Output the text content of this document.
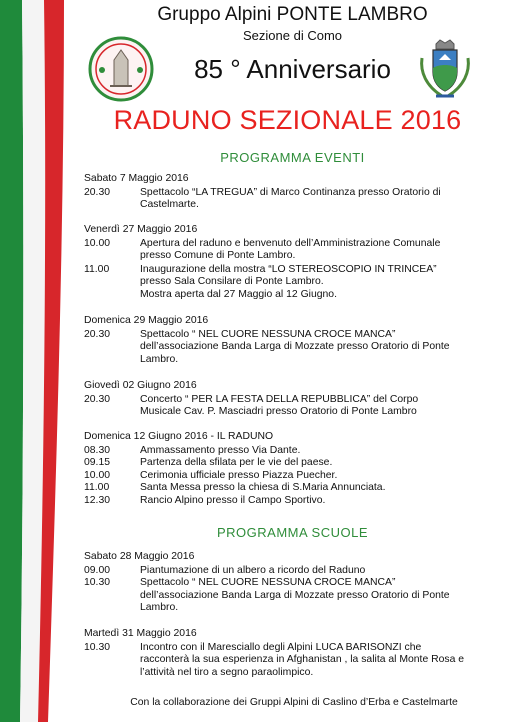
Gruppo Alpini PONTE LAMBRO
Sezione di Como
85 ° Anniversario
RADUNO SEZIONALE 2016
PROGRAMMA EVENTI
Sabato 7 Maggio 2016
20.30	Spettacolo “LA TREGUA” di Marco Continanza presso Oratorio di
Castelmarte.
Venerdì 27 Maggio 2016
10.00	Apertura del raduno e benvenuto dell’Amministrazione Comunale
presso Comune di Ponte Lambro.
11.00	Inaugurazione della mostra “LO STEREOSCOPIO IN TRINCEA”
presso Sala Consilare di Ponte Lambro.
Mostra aperta dal 27 Maggio al 12 Giugno.
Domenica 29 Maggio 2016
20.30	Spettacolo “ NEL CUORE NESSUNA CROCE MANCA”
dell’associazione Banda Larga di Mozzate presso Oratorio di Ponte
Lambro.
Giovedì 02 Giugno 2016
20.30	Concerto “ PER LA FESTA DELLA REPUBBLICA” del Corpo
Musicale Cav. P. Masciadri presso Oratorio di Ponte Lambro
Domenica 12 Giugno 2016 - IL RADUNO
08.30	Ammassamento presso Via Dante.
09.15	Partenza della sfilata per le vie del paese.
10.00	Cerimonia ufficiale presso Piazza Puecher.
11.00	Santa Messa presso la chiesa di S.Maria Annunciata.
12.30	Rancio Alpino presso il Campo Sportivo.
PROGRAMMA SCUOLE
Sabato 28 Maggio 2016
09.00	Piantumazione di un albero a ricordo del Raduno
10.30	Spettacolo “ NEL CUORE NESSUNA CROCE MANCA”
dell’associazione Banda Larga di Mozzate presso Oratorio di Ponte
Lambro.
Martedì 31 Maggio 2016
10.30	Incontro con il Maresciallo degli Alpini LUCA BARISONZI che
racconterà la sua esperienza in Afghanistan , la salita al Monte Rosa e
l’attività nel tiro a segno paraolimpico.
Con la collaborazione dei Gruppi Alpini di Caslino d’Erba e Castelmarte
==================================================
**What you are asked to do**
Copy out all the entries exactly. Images stay out of the copy.

**Task response**
Output the text content of this document.
Gruppo Alpini PONTE LAMBRO
Sezione di Como
85 ° Anniversario
RADUNO SEZIONALE 2016
PROGRAMMA EVENTI
Sabato 7 Maggio 2016
20.30	Spettacolo “LA TREGUA” di Marco Continanza presso Oratorio di
Castelmarte.
Venerdì 27 Maggio 2016
10.00	Apertura del raduno e benvenuto dell’Amministrazione Comunale
presso Comune di Ponte Lambro.
11.00	Inaugurazione della mostra “LO STEREOSCOPIO IN TRINCEA”
presso Sala Consilare di Ponte Lambro.
Mostra aperta dal 27 Maggio al 12 Giugno.
Domenica 29 Maggio 2016
20.30	Spettacolo “ NEL CUORE NESSUNA CROCE MANCA”
dell’associazione Banda Larga di Mozzate presso Oratorio di Ponte
Lambro.
Giovedì 02 Giugno 2016
20.30	Concerto “ PER LA FESTA DELLA REPUBBLICA” del Corpo
Musicale Cav. P. Masciadri presso Oratorio di Ponte Lambro
Domenica 12 Giugno 2016 - IL RADUNO
08.30	Ammassamento presso Via Dante.
09.15	Partenza della sfilata per le vie del paese.
10.00	Cerimonia ufficiale presso Piazza Puecher.
11.00	Santa Messa presso la chiesa di S.Maria Annunciata.
12.30	Rancio Alpino presso il Campo Sportivo.
PROGRAMMA SCUOLE
Sabato 28 Maggio 2016
09.00	Piantumazione di un albero a ricordo del Raduno
10.30	Spettacolo “ NEL CUORE NESSUNA CROCE MANCA”
dell’associazione Banda Larga di Mozzate presso Oratorio di Ponte
Lambro.
Martedì 31 Maggio 2016
10.30	Incontro con il Maresciallo degli Alpini LUCA BARISONZI che
racconterà la sua esperienza in Afghanistan , la salita al Monte Rosa e
l’attività nel tiro a segno paraolimpico.
Con la collaborazione dei Gruppi Alpini di Caslino d’Erba e Castelmarte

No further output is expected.